→ Objective
Scan the lines below for the string "Methylation" and copy every one that has it.

Figure content listings:
--- --- ---
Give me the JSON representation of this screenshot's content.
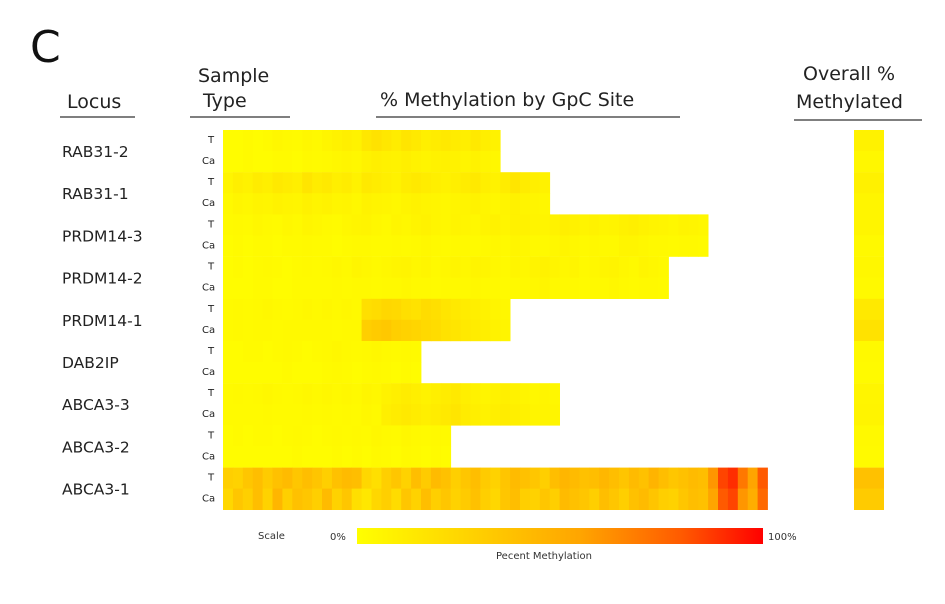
{
  "panel_label": "C",
  "headers": {
    "locus": "Locus",
    "sample_type_line1": "Sample",
    "sample_type_line2": "Type",
    "methylation_by_site": "% Methylation by GpC Site",
    "overall_line1": "Overall  %",
    "overall_line2": "Methylated"
  },
  "scale": {
    "label": "Scale",
    "min_label": "0%",
    "max_label": "100%",
    "title": "Pecent Methylation",
    "colors": [
      "#ffff00",
      "#ffd700",
      "#ffa500",
      "#ff5a00",
      "#ff0000"
    ]
  },
  "chart_data": {
    "type": "heatmap",
    "title": "% Methylation by GpC Site",
    "value_range": [
      0,
      100
    ],
    "sample_types": [
      "T",
      "Ca"
    ],
    "loci": [
      {
        "name": "RAB31-2",
        "sites": 28,
        "T": [
          2,
          2,
          3,
          2,
          3,
          5,
          4,
          3,
          5,
          4,
          6,
          8,
          10,
          8,
          15,
          18,
          15,
          12,
          16,
          14,
          10,
          12,
          14,
          12,
          10,
          14,
          10,
          8
        ],
        "Ca": [
          2,
          2,
          3,
          2,
          2,
          3,
          3,
          2,
          4,
          3,
          4,
          5,
          6,
          5,
          8,
          10,
          9,
          8,
          10,
          8,
          7,
          8,
          9,
          8,
          6,
          8,
          6,
          5
        ],
        "overall": [
          8,
          5
        ]
      },
      {
        "name": "RAB31-1",
        "sites": 33,
        "T": [
          6,
          10,
          8,
          12,
          10,
          14,
          12,
          10,
          16,
          12,
          14,
          10,
          12,
          8,
          14,
          12,
          10,
          8,
          12,
          14,
          12,
          10,
          8,
          10,
          12,
          14,
          10,
          8,
          12,
          16,
          12,
          10,
          8
        ],
        "Ca": [
          4,
          6,
          5,
          7,
          6,
          8,
          7,
          6,
          9,
          7,
          8,
          6,
          7,
          5,
          8,
          7,
          6,
          5,
          7,
          8,
          7,
          6,
          5,
          6,
          7,
          8,
          6,
          5,
          7,
          9,
          7,
          6,
          5
        ],
        "overall": [
          9,
          6
        ]
      },
      {
        "name": "PRDM14-3",
        "sites": 49,
        "T": [
          3,
          4,
          3,
          5,
          4,
          3,
          5,
          4,
          6,
          5,
          4,
          3,
          5,
          6,
          7,
          5,
          4,
          6,
          5,
          7,
          8,
          6,
          5,
          7,
          6,
          5,
          7,
          8,
          6,
          9,
          8,
          7,
          6,
          8,
          10,
          9,
          7,
          8,
          6,
          7,
          9,
          10,
          8,
          7,
          6,
          5,
          7,
          6,
          5
        ],
        "Ca": [
          2,
          3,
          2,
          3,
          3,
          2,
          3,
          3,
          4,
          3,
          3,
          2,
          3,
          4,
          4,
          3,
          3,
          4,
          3,
          4,
          5,
          4,
          3,
          4,
          4,
          3,
          4,
          5,
          4,
          6,
          5,
          4,
          4,
          5,
          6,
          5,
          4,
          5,
          4,
          4,
          6,
          6,
          5,
          4,
          4,
          3,
          4,
          4,
          3
        ],
        "overall": [
          6,
          4
        ]
      },
      {
        "name": "PRDM14-2",
        "sites": 45,
        "T": [
          2,
          3,
          2,
          3,
          4,
          3,
          2,
          3,
          4,
          3,
          4,
          5,
          4,
          6,
          5,
          4,
          5,
          6,
          7,
          5,
          6,
          4,
          5,
          6,
          5,
          7,
          6,
          5,
          4,
          6,
          5,
          7,
          8,
          6,
          5,
          6,
          4,
          5,
          6,
          7,
          5,
          4,
          6,
          5,
          4
        ],
        "Ca": [
          2,
          2,
          2,
          3,
          3,
          2,
          2,
          3,
          3,
          3,
          3,
          4,
          3,
          4,
          4,
          3,
          4,
          4,
          5,
          4,
          4,
          3,
          4,
          4,
          4,
          5,
          4,
          4,
          3,
          4,
          4,
          5,
          6,
          4,
          4,
          4,
          3,
          4,
          4,
          5,
          4,
          3,
          4,
          4,
          3
        ],
        "overall": [
          5,
          4
        ]
      },
      {
        "name": "PRDM14-1",
        "sites": 29,
        "T": [
          3,
          4,
          3,
          4,
          5,
          4,
          3,
          4,
          5,
          4,
          5,
          4,
          5,
          4,
          20,
          22,
          25,
          24,
          20,
          18,
          22,
          20,
          16,
          14,
          12,
          10,
          8,
          6,
          5
        ],
        "Ca": [
          3,
          4,
          3,
          4,
          4,
          3,
          4,
          4,
          4,
          4,
          4,
          3,
          4,
          4,
          30,
          32,
          34,
          30,
          28,
          26,
          24,
          22,
          18,
          16,
          14,
          12,
          10,
          8,
          6
        ],
        "overall": [
          14,
          18
        ]
      },
      {
        "name": "DAB2IP",
        "sites": 20,
        "T": [
          2,
          2,
          3,
          3,
          2,
          3,
          4,
          3,
          2,
          3,
          4,
          5,
          4,
          3,
          4,
          5,
          4,
          3,
          4,
          3
        ],
        "Ca": [
          2,
          2,
          2,
          2,
          2,
          2,
          3,
          2,
          2,
          2,
          3,
          4,
          3,
          2,
          3,
          4,
          3,
          2,
          3,
          2
        ],
        "overall": [
          4,
          3
        ]
      },
      {
        "name": "ABCA3-3",
        "sites": 34,
        "T": [
          3,
          4,
          3,
          4,
          5,
          4,
          3,
          4,
          5,
          4,
          5,
          4,
          5,
          4,
          6,
          5,
          8,
          10,
          12,
          10,
          8,
          10,
          12,
          14,
          10,
          8,
          6,
          8,
          10,
          8,
          6,
          5,
          6,
          5
        ],
        "Ca": [
          3,
          3,
          3,
          3,
          4,
          3,
          3,
          3,
          4,
          3,
          4,
          3,
          4,
          3,
          5,
          4,
          10,
          12,
          14,
          12,
          10,
          12,
          14,
          16,
          12,
          10,
          8,
          10,
          12,
          10,
          8,
          6,
          7,
          6
        ],
        "overall": [
          6,
          7
        ]
      },
      {
        "name": "ABCA3-2",
        "sites": 23,
        "T": [
          2,
          3,
          2,
          3,
          3,
          2,
          3,
          4,
          3,
          2,
          3,
          4,
          3,
          4,
          3,
          5,
          4,
          3,
          5,
          4,
          3,
          4,
          3
        ],
        "Ca": [
          2,
          2,
          2,
          2,
          2,
          2,
          2,
          3,
          2,
          2,
          2,
          3,
          2,
          3,
          2,
          4,
          3,
          2,
          4,
          3,
          2,
          3,
          2
        ],
        "overall": [
          4,
          3
        ]
      },
      {
        "name": "ABCA3-1",
        "sites": 55,
        "T": [
          30,
          28,
          35,
          40,
          32,
          38,
          42,
          35,
          40,
          36,
          30,
          38,
          42,
          40,
          25,
          20,
          30,
          35,
          28,
          40,
          32,
          42,
          38,
          30,
          35,
          40,
          32,
          28,
          36,
          42,
          38,
          35,
          30,
          40,
          45,
          42,
          38,
          40,
          44,
          40,
          36,
          42,
          38,
          46,
          40,
          35,
          38,
          42,
          40,
          60,
          85,
          90,
          70,
          55,
          80
        ],
        "Ca": [
          25,
          35,
          30,
          40,
          28,
          45,
          30,
          38,
          35,
          30,
          42,
          28,
          35,
          20,
          15,
          25,
          30,
          22,
          35,
          28,
          40,
          30,
          35,
          28,
          32,
          38,
          30,
          25,
          35,
          40,
          30,
          28,
          35,
          30,
          42,
          38,
          35,
          30,
          40,
          35,
          30,
          38,
          42,
          36,
          30,
          28,
          35,
          40,
          38,
          55,
          80,
          85,
          60,
          50,
          75
        ],
        "overall": [
          38,
          32
        ]
      }
    ]
  }
}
--- --- ---
→ Expected answer
    "methylation_by_site": "% Methylation by GpC Site",
    "title": "Pecent Methylation",
    "title": "% Methylation by GpC Site",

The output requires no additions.